### Work required
Exactly reproduce each record listed below.

Saved data entries
** start **
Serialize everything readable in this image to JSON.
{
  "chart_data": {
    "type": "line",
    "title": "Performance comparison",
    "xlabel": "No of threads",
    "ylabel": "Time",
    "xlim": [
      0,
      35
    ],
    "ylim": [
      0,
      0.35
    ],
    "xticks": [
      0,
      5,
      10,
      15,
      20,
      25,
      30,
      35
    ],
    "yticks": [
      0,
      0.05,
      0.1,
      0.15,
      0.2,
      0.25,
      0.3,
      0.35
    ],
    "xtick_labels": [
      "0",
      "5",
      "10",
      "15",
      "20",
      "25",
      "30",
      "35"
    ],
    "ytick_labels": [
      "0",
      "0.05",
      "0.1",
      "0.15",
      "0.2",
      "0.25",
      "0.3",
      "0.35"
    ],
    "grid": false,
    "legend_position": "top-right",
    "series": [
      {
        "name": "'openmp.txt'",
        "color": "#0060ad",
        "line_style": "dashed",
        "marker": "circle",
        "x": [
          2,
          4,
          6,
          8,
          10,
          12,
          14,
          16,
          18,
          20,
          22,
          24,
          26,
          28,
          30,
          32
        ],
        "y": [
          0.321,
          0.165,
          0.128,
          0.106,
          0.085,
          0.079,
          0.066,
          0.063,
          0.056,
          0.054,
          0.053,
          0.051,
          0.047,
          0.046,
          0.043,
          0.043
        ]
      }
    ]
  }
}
** end **
### Solution to this problem
Serialize everything readable in this image to JSON.
{
  "chart_data": {
    "type": "line",
    "title": "Performance comparison",
    "xlabel": "No of threads",
    "ylabel": "Time",
    "xlim": [
      0,
      35
    ],
    "ylim": [
      0,
      0.35
    ],
    "xticks": [
      0,
      5,
      10,
      15,
      20,
      25,
      30,
      35
    ],
    "yticks": [
      0,
      0.05,
      0.1,
      0.15,
      0.2,
      0.25,
      0.3,
      0.35
    ],
    "xtick_labels": [
      "0",
      "5",
      "10",
      "15",
      "20",
      "25",
      "30",
      "35"
    ],
    "ytick_labels": [
      "0",
      "0.05",
      "0.1",
      "0.15",
      "0.2",
      "0.25",
      "0.3",
      "0.35"
    ],
    "grid": false,
    "legend_position": "top-right",
    "series": [
      {
        "name": "'openmp.txt'",
        "color": "#0060ad",
        "line_style": "dashed",
        "marker": "circle",
        "x": [
          2,
          4,
          6,
          8,
          10,
          12,
          14,
          16,
          18,
          20,
          22,
          24,
          26,
          28,
          30,
          32
        ],
        "y": [
          0.321,
          0.165,
          0.128,
          0.106,
          0.085,
          0.079,
          0.066,
          0.063,
          0.056,
          0.054,
          0.053,
          0.051,
          0.047,
          0.046,
          0.043,
          0.043
        ]
      }
    ]
  }
}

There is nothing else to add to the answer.